==== Records provided ====
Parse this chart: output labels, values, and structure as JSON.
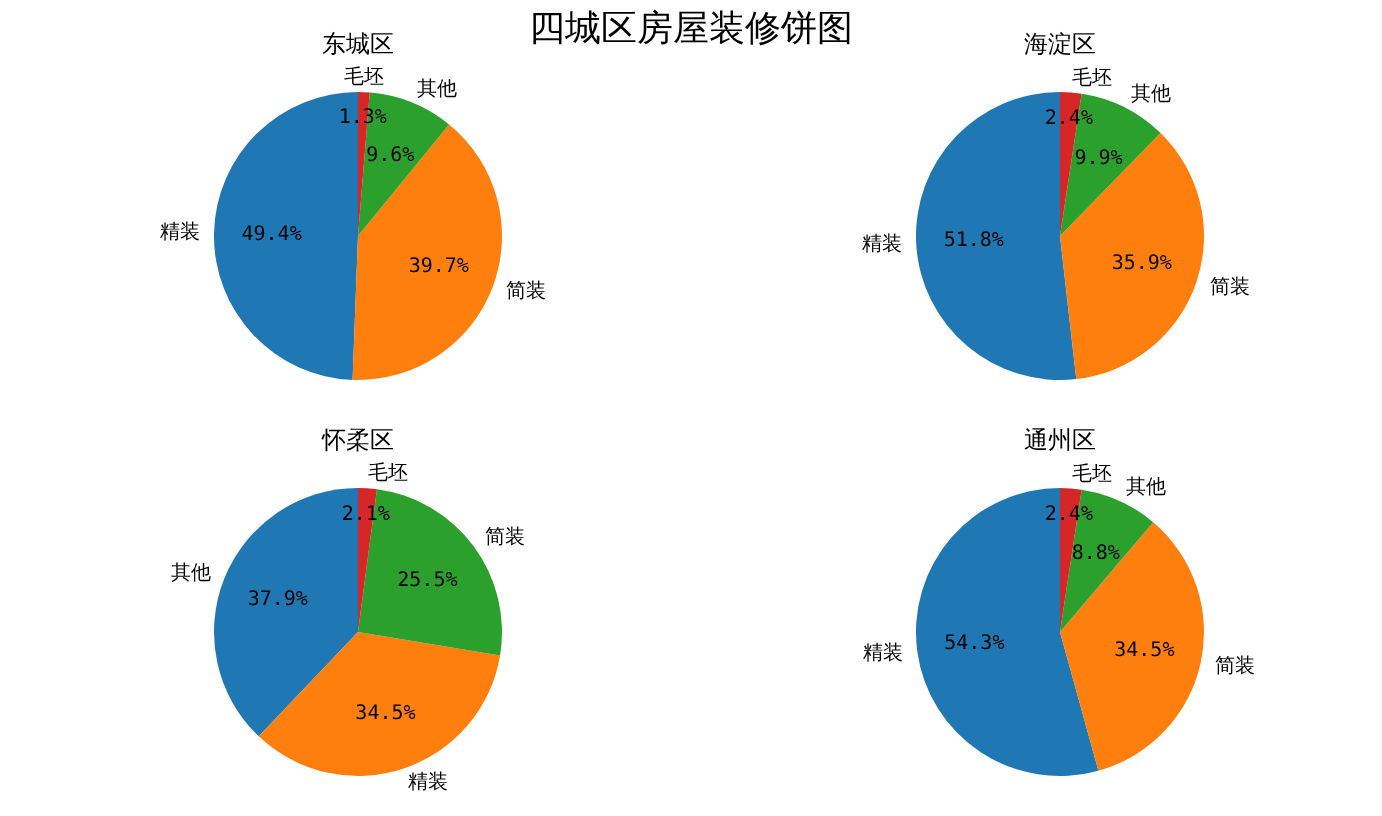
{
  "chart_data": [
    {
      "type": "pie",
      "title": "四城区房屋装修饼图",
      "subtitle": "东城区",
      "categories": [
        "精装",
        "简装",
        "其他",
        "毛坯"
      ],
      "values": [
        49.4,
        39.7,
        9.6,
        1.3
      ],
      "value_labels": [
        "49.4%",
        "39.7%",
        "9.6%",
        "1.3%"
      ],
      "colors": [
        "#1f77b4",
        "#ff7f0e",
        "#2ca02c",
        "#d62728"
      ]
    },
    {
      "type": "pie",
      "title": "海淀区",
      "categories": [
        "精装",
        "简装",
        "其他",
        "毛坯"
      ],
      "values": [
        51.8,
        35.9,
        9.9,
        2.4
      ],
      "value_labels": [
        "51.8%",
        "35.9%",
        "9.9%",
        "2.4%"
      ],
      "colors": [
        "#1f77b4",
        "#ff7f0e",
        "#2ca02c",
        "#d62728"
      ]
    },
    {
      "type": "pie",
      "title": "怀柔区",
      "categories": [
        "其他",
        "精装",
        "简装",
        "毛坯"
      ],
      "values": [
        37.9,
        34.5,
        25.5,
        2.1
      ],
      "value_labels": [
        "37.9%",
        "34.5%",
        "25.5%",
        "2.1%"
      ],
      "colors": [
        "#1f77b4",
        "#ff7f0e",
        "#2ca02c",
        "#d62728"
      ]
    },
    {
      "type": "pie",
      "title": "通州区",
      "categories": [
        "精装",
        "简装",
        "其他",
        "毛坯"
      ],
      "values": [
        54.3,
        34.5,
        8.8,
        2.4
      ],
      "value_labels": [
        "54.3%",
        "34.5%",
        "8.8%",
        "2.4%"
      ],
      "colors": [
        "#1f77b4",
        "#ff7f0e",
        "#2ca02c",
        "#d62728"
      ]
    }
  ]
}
====
==== Records provided ====
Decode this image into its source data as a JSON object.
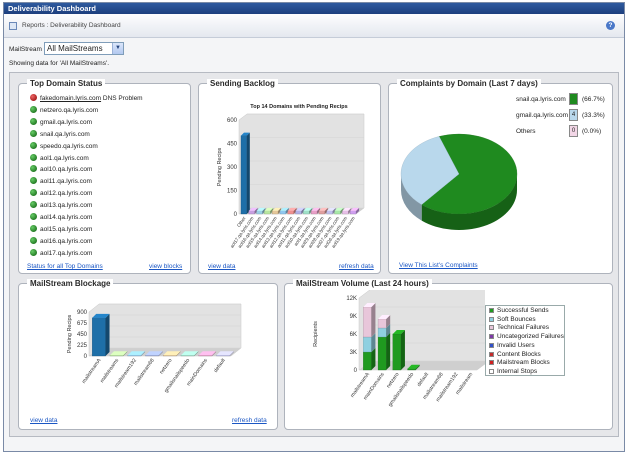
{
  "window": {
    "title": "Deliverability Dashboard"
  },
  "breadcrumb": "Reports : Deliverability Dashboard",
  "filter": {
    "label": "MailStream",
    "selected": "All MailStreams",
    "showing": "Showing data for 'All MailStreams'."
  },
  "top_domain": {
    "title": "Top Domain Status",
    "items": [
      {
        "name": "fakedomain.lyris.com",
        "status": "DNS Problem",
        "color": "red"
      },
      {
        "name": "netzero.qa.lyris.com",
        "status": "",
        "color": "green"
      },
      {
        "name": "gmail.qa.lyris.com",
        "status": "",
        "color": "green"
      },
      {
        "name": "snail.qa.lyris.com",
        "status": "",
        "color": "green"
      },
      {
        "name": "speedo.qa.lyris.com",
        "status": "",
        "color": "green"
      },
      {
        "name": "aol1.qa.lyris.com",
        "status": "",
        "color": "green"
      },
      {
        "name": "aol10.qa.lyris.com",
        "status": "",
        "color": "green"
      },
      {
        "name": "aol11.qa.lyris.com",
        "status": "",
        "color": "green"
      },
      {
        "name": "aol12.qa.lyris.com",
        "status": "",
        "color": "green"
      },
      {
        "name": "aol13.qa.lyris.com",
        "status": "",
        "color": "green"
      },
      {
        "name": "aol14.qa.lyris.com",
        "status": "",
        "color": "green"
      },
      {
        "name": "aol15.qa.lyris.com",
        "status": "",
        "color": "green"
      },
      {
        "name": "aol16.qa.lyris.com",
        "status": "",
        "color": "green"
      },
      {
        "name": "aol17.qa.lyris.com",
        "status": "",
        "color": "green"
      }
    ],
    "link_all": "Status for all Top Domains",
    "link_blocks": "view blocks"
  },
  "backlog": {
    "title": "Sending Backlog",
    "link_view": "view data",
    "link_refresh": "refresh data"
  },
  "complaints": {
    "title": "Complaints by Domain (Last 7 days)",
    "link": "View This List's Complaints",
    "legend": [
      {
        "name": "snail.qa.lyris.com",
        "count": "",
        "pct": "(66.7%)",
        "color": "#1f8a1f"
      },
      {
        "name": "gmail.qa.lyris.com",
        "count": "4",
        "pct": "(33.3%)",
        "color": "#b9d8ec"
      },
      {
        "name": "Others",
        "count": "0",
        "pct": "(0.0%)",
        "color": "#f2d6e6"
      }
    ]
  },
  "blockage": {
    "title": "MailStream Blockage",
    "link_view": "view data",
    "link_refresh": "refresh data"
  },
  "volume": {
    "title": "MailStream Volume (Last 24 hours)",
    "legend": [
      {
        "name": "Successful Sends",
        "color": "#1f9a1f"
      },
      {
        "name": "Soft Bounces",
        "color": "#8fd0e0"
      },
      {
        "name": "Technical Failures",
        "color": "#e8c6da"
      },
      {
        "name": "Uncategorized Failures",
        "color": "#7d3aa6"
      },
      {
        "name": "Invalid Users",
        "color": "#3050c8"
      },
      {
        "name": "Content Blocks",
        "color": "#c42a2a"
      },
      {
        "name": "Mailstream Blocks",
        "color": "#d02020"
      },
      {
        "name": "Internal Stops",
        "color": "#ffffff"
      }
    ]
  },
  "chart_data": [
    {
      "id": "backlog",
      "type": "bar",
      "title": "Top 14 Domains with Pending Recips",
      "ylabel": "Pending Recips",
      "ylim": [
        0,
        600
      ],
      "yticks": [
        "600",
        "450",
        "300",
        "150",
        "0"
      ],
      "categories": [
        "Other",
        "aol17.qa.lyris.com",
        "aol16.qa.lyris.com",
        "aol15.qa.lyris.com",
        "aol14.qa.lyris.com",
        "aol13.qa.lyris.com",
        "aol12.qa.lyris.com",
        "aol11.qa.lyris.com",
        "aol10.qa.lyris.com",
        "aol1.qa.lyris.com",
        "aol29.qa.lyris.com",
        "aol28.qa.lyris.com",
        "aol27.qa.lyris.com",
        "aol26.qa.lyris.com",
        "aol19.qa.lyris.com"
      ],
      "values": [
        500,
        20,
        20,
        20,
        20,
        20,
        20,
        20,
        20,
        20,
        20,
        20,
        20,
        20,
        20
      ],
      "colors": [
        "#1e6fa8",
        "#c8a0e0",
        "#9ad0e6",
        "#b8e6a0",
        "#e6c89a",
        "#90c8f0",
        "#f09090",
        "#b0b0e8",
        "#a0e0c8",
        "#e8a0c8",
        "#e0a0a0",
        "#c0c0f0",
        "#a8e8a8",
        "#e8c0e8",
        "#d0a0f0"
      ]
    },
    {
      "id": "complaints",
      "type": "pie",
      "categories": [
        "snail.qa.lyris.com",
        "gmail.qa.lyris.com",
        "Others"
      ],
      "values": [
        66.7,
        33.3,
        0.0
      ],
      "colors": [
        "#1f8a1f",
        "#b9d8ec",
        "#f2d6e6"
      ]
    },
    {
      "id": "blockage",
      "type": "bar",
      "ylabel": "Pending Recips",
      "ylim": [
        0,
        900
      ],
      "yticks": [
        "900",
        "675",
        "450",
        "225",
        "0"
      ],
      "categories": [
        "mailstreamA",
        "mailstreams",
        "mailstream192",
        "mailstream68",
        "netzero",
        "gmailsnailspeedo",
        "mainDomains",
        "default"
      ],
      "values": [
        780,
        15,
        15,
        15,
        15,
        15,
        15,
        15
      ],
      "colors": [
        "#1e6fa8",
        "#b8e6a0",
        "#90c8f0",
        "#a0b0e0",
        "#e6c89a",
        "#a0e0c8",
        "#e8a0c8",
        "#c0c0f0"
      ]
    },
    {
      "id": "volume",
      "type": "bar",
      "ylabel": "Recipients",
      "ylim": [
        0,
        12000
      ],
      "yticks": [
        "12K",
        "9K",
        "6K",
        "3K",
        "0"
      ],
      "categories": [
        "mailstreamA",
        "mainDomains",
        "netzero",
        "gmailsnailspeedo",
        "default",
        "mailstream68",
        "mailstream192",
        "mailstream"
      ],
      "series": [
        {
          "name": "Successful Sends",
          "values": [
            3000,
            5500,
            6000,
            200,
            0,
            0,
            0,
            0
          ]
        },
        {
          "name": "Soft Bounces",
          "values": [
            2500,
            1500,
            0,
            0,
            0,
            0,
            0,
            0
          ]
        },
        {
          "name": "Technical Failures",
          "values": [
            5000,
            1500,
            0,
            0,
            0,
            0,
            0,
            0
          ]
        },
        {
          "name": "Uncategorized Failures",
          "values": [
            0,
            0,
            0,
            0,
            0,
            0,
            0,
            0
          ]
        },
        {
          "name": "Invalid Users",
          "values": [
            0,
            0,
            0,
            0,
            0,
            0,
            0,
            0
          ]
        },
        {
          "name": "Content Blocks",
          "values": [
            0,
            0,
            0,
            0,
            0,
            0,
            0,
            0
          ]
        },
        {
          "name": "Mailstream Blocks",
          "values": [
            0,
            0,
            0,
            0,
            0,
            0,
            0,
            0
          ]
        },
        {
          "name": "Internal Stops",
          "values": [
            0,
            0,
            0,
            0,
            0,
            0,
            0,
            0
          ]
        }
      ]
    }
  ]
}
====
Look through the entries above. Extract each line with the word "Deliverability".

▸ Full output:
    "title": "Deliverability Dashboard"
  "breadcrumb": "Reports : Deliverability Dashboard",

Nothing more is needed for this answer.